▶ _What is being asked_
Would you copy out the whole listing exactly as given?
** Start Records to use **
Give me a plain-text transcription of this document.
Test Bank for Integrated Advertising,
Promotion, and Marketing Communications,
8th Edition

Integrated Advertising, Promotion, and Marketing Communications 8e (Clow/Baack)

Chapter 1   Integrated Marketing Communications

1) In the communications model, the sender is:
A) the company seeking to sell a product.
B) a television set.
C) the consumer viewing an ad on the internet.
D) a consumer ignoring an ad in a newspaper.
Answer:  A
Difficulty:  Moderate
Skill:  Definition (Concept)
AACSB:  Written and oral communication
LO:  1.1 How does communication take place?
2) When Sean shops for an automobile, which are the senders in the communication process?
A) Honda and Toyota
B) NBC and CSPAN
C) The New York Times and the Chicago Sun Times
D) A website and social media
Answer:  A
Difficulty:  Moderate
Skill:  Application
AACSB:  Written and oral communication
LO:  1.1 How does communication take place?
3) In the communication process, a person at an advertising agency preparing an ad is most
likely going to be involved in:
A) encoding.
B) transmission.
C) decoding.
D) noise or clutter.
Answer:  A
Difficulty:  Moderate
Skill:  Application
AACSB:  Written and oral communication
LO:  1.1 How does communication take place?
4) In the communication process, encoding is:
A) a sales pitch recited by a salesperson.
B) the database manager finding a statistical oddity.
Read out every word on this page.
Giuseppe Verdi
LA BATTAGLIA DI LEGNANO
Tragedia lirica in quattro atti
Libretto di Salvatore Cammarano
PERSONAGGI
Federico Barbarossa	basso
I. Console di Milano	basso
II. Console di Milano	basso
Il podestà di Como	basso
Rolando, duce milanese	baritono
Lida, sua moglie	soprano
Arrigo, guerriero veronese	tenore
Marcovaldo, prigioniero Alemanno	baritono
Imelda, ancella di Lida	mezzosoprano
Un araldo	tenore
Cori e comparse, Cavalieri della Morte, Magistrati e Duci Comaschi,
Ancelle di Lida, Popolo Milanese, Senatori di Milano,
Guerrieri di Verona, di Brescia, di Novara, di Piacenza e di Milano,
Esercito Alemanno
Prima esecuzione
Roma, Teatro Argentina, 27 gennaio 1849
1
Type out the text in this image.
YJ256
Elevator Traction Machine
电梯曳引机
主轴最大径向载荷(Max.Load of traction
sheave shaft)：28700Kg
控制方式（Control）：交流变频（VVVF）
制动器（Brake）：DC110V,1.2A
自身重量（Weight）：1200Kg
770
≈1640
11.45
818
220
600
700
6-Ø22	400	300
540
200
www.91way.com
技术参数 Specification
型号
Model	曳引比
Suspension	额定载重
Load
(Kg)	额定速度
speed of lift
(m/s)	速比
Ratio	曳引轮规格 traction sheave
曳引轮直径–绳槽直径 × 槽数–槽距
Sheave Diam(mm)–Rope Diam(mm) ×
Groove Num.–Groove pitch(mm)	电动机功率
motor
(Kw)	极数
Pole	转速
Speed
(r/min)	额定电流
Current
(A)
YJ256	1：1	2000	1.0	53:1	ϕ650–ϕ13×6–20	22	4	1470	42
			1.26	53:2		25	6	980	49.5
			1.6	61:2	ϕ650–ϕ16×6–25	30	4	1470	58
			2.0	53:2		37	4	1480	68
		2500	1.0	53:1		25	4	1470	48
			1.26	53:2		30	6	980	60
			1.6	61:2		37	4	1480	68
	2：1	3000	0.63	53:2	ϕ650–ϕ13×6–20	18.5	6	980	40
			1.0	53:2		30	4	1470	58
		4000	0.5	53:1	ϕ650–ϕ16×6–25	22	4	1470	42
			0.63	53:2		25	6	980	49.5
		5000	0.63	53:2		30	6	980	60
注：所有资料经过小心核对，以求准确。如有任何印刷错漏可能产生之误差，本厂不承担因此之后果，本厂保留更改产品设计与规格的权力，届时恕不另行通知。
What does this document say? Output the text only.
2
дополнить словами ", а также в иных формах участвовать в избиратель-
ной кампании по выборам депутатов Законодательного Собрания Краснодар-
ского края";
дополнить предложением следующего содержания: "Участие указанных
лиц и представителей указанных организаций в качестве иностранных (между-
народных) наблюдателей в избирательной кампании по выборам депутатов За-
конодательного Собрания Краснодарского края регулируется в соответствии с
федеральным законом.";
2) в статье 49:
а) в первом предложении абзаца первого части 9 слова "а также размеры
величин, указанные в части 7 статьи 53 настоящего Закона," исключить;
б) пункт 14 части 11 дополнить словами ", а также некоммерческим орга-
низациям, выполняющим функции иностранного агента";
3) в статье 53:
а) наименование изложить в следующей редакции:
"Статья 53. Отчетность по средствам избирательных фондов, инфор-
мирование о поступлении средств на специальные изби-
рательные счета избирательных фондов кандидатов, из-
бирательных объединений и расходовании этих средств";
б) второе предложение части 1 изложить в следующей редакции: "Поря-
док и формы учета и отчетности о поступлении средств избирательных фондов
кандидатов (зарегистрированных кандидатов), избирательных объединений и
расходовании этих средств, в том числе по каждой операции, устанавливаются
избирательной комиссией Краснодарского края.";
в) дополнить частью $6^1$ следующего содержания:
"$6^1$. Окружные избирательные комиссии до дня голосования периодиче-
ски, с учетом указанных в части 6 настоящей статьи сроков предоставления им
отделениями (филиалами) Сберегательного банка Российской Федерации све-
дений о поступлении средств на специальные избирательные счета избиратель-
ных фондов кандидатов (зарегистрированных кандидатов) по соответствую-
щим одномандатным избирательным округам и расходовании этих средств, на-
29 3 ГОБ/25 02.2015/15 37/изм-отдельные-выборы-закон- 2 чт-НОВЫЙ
** End Records to use **
▶ _Exercise solution_
Give me a plain-text transcription of this document.
Test Bank for Integrated Advertising,
Promotion, and Marketing Communications,
8th Edition

Integrated Advertising, Promotion, and Marketing Communications 8e (Clow/Baack)

Chapter 1   Integrated Marketing Communications

1) In the communications model, the sender is:
A) the company seeking to sell a product.
B) a television set.
C) the consumer viewing an ad on the internet.
D) a consumer ignoring an ad in a newspaper.
Answer:  A
Difficulty:  Moderate
Skill:  Definition (Concept)
AACSB:  Written and oral communication
LO:  1.1 How does communication take place?
2) When Sean shops for an automobile, which are the senders in the communication process?
A) Honda and Toyota
B) NBC and CSPAN
C) The New York Times and the Chicago Sun Times
D) A website and social media
Answer:  A
Difficulty:  Moderate
Skill:  Application
AACSB:  Written and oral communication
LO:  1.1 How does communication take place?
3) In the communication process, a person at an advertising agency preparing an ad is most
likely going to be involved in:
A) encoding.
B) transmission.
C) decoding.
D) noise or clutter.
Answer:  A
Difficulty:  Moderate
Skill:  Application
AACSB:  Written and oral communication
LO:  1.1 How does communication take place?
4) In the communication process, encoding is:
A) a sales pitch recited by a salesperson.
B) the database manager finding a statistical oddity.
Read out every word on this page.
Giuseppe Verdi
LA BATTAGLIA DI LEGNANO
Tragedia lirica in quattro atti
Libretto di Salvatore Cammarano
PERSONAGGI
Federico Barbarossa	basso
I. Console di Milano	basso
II. Console di Milano	basso
Il podestà di Como	basso
Rolando, duce milanese	baritono
Lida, sua moglie	soprano
Arrigo, guerriero veronese	tenore
Marcovaldo, prigioniero Alemanno	baritono
Imelda, ancella di Lida	mezzosoprano
Un araldo	tenore
Cori e comparse, Cavalieri della Morte, Magistrati e Duci Comaschi,
Ancelle di Lida, Popolo Milanese, Senatori di Milano,
Guerrieri di Verona, di Brescia, di Novara, di Piacenza e di Milano,
Esercito Alemanno
Prima esecuzione
Roma, Teatro Argentina, 27 gennaio 1849
1
Type out the text in this image.
YJ256
Elevator Traction Machine
电梯曳引机
主轴最大径向载荷(Max.Load of traction
sheave shaft)：28700Kg
控制方式（Control）：交流变频（VVVF）
制动器（Brake）：DC110V,1.2A
自身重量（Weight）：1200Kg
770
≈1640
11.45
818
220
600
700
6-Ø22	400	300
540
200
www.91way.com
技术参数 Specification
型号
Model	曳引比
Suspension	额定载重
Load
(Kg)	额定速度
speed of lift
(m/s)	速比
Ratio	曳引轮规格 traction sheave
曳引轮直径–绳槽直径 × 槽数–槽距
Sheave Diam(mm)–Rope Diam(mm) ×
Groove Num.–Groove pitch(mm)	电动机功率
motor
(Kw)	极数
Pole	转速
Speed
(r/min)	额定电流
Current
(A)
YJ256	1：1	2000	1.0	53:1	ϕ650–ϕ13×6–20	22	4	1470	42
			1.26	53:2		25	6	980	49.5
			1.6	61:2	ϕ650–ϕ16×6–25	30	4	1470	58
			2.0	53:2		37	4	1480	68
		2500	1.0	53:1		25	4	1470	48
			1.26	53:2		30	6	980	60
			1.6	61:2		37	4	1480	68
	2：1	3000	0.63	53:2	ϕ650–ϕ13×6–20	18.5	6	980	40
			1.0	53:2		30	4	1470	58
		4000	0.5	53:1	ϕ650–ϕ16×6–25	22	4	1470	42
			0.63	53:2		25	6	980	49.5
		5000	0.63	53:2		30	6	980	60
注：所有资料经过小心核对，以求准确。如有任何印刷错漏可能产生之误差，本厂不承担因此之后果，本厂保留更改产品设计与规格的权力，届时恕不另行通知。
What does this document say? Output the text only.
2
дополнить словами ", а также в иных формах участвовать в избиратель-
ной кампании по выборам депутатов Законодательного Собрания Краснодар-
ского края";
дополнить предложением следующего содержания: "Участие указанных
лиц и представителей указанных организаций в качестве иностранных (между-
народных) наблюдателей в избирательной кампании по выборам депутатов За-
конодательного Собрания Краснодарского края регулируется в соответствии с
федеральным законом.";
2) в статье 49:
а) в первом предложении абзаца первого части 9 слова "а также размеры
величин, указанные в части 7 статьи 53 настоящего Закона," исключить;
б) пункт 14 части 11 дополнить словами ", а также некоммерческим орга-
низациям, выполняющим функции иностранного агента";
3) в статье 53:
а) наименование изложить в следующей редакции:
"Статья 53. Отчетность по средствам избирательных фондов, инфор-
мирование о поступлении средств на специальные изби-
рательные счета избирательных фондов кандидатов, из-
бирательных объединений и расходовании этих средств";
б) второе предложение части 1 изложить в следующей редакции: "Поря-
док и формы учета и отчетности о поступлении средств избирательных фондов
кандидатов (зарегистрированных кандидатов), избирательных объединений и
расходовании этих средств, в том числе по каждой операции, устанавливаются
избирательной комиссией Краснодарского края.";
в) дополнить частью $6^1$ следующего содержания:
"$6^1$. Окружные избирательные комиссии до дня голосования периодиче-
ски, с учетом указанных в части 6 настоящей статьи сроков предоставления им
отделениями (филиалами) Сберегательного банка Российской Федерации све-
дений о поступлении средств на специальные избирательные счета избиратель-
ных фондов кандидатов (зарегистрированных кандидатов) по соответствую-
щим одномандатным избирательным округам и расходовании этих средств, на-
29 3 ГОБ/25 02.2015/15 37/изм-отдельные-выборы-закон- 2 чт-НОВЫЙ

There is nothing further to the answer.